> **Exercise**
Write out the complete material exactly as it stands.

> **Listing**
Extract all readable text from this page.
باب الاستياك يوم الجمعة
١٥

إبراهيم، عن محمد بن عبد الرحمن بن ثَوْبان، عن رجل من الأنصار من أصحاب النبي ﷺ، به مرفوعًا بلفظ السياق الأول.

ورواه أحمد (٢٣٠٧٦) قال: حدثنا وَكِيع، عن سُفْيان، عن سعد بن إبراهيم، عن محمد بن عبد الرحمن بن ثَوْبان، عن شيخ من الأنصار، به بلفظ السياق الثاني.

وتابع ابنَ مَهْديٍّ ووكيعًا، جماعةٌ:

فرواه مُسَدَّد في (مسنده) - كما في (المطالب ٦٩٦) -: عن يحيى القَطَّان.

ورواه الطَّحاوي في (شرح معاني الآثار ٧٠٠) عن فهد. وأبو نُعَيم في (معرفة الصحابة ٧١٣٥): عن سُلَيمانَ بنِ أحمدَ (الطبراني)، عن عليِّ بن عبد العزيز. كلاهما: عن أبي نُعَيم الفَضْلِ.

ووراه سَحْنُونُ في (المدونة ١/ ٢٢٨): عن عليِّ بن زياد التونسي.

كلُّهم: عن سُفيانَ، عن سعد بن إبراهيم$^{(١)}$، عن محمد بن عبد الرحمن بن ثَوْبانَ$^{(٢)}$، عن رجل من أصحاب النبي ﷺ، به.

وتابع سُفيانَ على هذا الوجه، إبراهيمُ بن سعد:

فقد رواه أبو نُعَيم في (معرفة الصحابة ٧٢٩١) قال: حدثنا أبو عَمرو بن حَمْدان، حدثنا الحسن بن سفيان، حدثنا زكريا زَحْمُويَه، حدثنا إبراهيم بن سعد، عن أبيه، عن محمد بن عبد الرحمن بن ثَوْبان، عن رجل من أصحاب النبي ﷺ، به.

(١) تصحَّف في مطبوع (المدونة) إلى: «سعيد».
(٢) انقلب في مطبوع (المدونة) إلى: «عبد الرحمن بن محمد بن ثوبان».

> **Result of the exercise**
Extract all readable text from this page.
باب الاستياك يوم الجمعة
١٥

إبراهيم، عن محمد بن عبد الرحمن بن ثَوْبان، عن رجل من الأنصار من أصحاب النبي ﷺ، به مرفوعًا بلفظ السياق الأول.

ورواه أحمد (٢٣٠٧٦) قال: حدثنا وَكِيع، عن سُفْيان، عن سعد بن إبراهيم، عن محمد بن عبد الرحمن بن ثَوْبان، عن شيخ من الأنصار، به بلفظ السياق الثاني.

وتابع ابنَ مَهْديٍّ ووكيعًا، جماعةٌ:

فرواه مُسَدَّد في (مسنده) - كما في (المطالب ٦٩٦) -: عن يحيى القَطَّان.

ورواه الطَّحاوي في (شرح معاني الآثار ٧٠٠) عن فهد. وأبو نُعَيم في (معرفة الصحابة ٧١٣٥): عن سُلَيمانَ بنِ أحمدَ (الطبراني)، عن عليِّ بن عبد العزيز. كلاهما: عن أبي نُعَيم الفَضْلِ.

ووراه سَحْنُونُ في (المدونة ١/ ٢٢٨): عن عليِّ بن زياد التونسي.

كلُّهم: عن سُفيانَ، عن سعد بن إبراهيم$^{(١)}$، عن محمد بن عبد الرحمن بن ثَوْبانَ$^{(٢)}$، عن رجل من أصحاب النبي ﷺ، به.

وتابع سُفيانَ على هذا الوجه، إبراهيمُ بن سعد:

فقد رواه أبو نُعَيم في (معرفة الصحابة ٧٢٩١) قال: حدثنا أبو عَمرو بن حَمْدان، حدثنا الحسن بن سفيان، حدثنا زكريا زَحْمُويَه، حدثنا إبراهيم بن سعد، عن أبيه، عن محمد بن عبد الرحمن بن ثَوْبان، عن رجل من أصحاب النبي ﷺ، به.

(١) تصحَّف في مطبوع (المدونة) إلى: «سعيد».
(٢) انقلب في مطبوع (المدونة) إلى: «عبد الرحمن بن محمد بن ثوبان».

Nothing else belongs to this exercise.